# Consegna
Ricopia integralmente il testo sull'effetto Mozart, senza cambiare nulla.

# Estratto del documento
#####

Psicologia
L'effetto Mozart: ascoltare musica classica rende più intelligenti?
Un piccolo studio del 1993 fece nascere un mito miliardario. Ma la scienza, anni dopo, ha ridimensionato tutto.

Per anni è stato un consiglio dato a genitori in attesa e venduto in milioni di CD: far ascoltare Mozart ai bambini, persino ai feti, per renderli più intelligenti. Il cosiddetto effetto Mozart è diventato un fenomeno culturale e commerciale. Ma cosa dice davvero la scienza? La storia di questo mito è un caso esemplare di come una ricerca limitata possa trasformarsi, attraverso i media, in una convinzione popolare lontanissima dai dati originali.
Lo studio che diede il via a tutto
Tutto nasce da un breve articolo pubblicato nel 1993 sulla prestigiosa rivista Nature dalle ricercatrici Frances Rauscher, Gordon Shaw e Katherine Ky dell'Università della California a Irvine. Lo studio coinvolgeva 36 studenti universitari, ai quali veniva fatto ascoltare per dieci minuti una sonata per due pianoforti di Mozart, oppure istruzioni di rilassamento, oppure silenzio. Subito dopo, gli studenti svolgevano dei compiti di ragionamento spaziale. Chi aveva ascoltato Mozart ottenne risultati lievemente migliori.
Come una ricerca limitata diventò un mito
Gli autori furono cauti: l'effetto era piccolo, riguardava solo un tipo specifico di compito spaziale e durava appena una decina di minuti. Da nessuna parte si parlava di un aumento permanente dell'intelligenza, né di bambini. Ma il messaggio, semplificato dai mezzi di comunicazione, divenne presto «Mozart rende più intelligenti». Nel 1998 lo stato americano della Georgia arrivò a distribuire CD di musica classica ai neonati; nacque un'intera industria di prodotti «Mozart per bebé».

#####

Dati di analisi strutturata della pagina
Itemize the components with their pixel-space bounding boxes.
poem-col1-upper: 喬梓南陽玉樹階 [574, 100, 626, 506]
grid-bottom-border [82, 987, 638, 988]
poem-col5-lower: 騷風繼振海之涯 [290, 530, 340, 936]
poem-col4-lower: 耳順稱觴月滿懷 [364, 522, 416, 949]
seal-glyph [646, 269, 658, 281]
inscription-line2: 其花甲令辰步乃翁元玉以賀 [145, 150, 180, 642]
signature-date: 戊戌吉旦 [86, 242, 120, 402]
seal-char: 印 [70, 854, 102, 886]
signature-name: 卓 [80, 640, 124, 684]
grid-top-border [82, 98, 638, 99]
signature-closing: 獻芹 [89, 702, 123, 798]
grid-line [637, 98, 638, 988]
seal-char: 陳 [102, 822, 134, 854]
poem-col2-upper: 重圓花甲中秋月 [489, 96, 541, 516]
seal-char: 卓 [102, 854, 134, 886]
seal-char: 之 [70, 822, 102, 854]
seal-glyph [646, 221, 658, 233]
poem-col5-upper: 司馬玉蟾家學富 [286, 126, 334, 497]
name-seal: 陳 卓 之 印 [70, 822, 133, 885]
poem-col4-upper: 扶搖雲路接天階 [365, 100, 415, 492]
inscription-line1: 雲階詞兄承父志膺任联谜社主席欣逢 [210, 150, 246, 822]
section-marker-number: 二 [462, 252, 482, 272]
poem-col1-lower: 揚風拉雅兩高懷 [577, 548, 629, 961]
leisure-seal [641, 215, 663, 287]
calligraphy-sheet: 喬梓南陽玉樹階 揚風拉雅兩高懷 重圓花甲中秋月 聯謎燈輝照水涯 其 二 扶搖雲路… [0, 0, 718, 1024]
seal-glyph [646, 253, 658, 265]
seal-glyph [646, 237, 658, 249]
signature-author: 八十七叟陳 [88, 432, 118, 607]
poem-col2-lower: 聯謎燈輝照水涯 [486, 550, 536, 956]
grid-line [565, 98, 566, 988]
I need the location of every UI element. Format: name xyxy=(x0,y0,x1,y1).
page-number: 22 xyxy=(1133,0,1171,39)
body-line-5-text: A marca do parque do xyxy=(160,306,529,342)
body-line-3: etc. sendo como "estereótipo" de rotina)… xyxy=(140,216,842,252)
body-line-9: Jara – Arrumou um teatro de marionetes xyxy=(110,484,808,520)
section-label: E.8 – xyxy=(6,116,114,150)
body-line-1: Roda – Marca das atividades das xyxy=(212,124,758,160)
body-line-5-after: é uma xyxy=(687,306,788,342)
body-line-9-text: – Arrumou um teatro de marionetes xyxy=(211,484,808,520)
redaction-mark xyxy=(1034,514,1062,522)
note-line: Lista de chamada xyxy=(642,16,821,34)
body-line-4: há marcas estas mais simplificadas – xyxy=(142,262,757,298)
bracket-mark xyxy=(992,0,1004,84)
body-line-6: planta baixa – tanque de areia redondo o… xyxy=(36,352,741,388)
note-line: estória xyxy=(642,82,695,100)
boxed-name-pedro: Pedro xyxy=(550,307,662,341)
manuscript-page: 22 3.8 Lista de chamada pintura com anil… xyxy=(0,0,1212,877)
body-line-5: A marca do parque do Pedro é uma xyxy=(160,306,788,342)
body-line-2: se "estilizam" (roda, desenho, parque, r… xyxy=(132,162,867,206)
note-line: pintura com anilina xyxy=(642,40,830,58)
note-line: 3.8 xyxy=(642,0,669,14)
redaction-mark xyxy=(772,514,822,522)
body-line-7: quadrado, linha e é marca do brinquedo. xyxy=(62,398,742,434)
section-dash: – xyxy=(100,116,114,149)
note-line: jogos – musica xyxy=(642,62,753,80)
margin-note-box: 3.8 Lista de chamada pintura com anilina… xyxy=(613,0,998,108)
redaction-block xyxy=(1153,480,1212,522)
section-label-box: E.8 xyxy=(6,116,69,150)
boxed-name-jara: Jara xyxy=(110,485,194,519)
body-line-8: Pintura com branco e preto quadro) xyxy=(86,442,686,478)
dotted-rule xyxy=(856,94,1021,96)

#####

# Soluzione
Psicologia
L'effetto Mozart: ascoltare musica classica rende più intelligenti?
Un piccolo studio del 1993 fece nascere un mito miliardario. Ma la scienza, anni dopo, ha ridimensionato tutto.

Per anni è stato un consiglio dato a genitori in attesa e venduto in milioni di CD: far ascoltare Mozart ai bambini, persino ai feti, per renderli più intelligenti. Il cosiddetto effetto Mozart è diventato un fenomeno culturale e commerciale. Ma cosa dice davvero la scienza? La storia di questo mito è un caso esemplare di come una ricerca limitata possa trasformarsi, attraverso i media, in una convinzione popolare lontanissima dai dati originali.
Lo studio che diede il via a tutto
Tutto nasce da un breve articolo pubblicato nel 1993 sulla prestigiosa rivista Nature dalle ricercatrici Frances Rauscher, Gordon Shaw e Katherine Ky dell'Università della California a Irvine. Lo studio coinvolgeva 36 studenti universitari, ai quali veniva fatto ascoltare per dieci minuti una sonata per due pianoforti di Mozart, oppure istruzioni di rilassamento, oppure silenzio. Subito dopo, gli studenti svolgevano dei compiti di ragionamento spaziale. Chi aveva ascoltato Mozart ottenne risultati lievemente migliori.
Come una ricerca limitata diventò un mito
Gli autori furono cauti: l'effetto era piccolo, riguardava solo un tipo specifico di compito spaziale e durava appena una decina di minuti. Da nessuna parte si parlava di un aumento permanente dell'intelligenza, né di bambini. Ma il messaggio, semplificato dai mezzi di comunicazione, divenne presto «Mozart rende più intelligenti». Nel 1998 lo stato americano della Georgia arrivò a distribuire CD di musica classica ai neonati; nacque un'intera industria di prodotti «Mozart per bebé».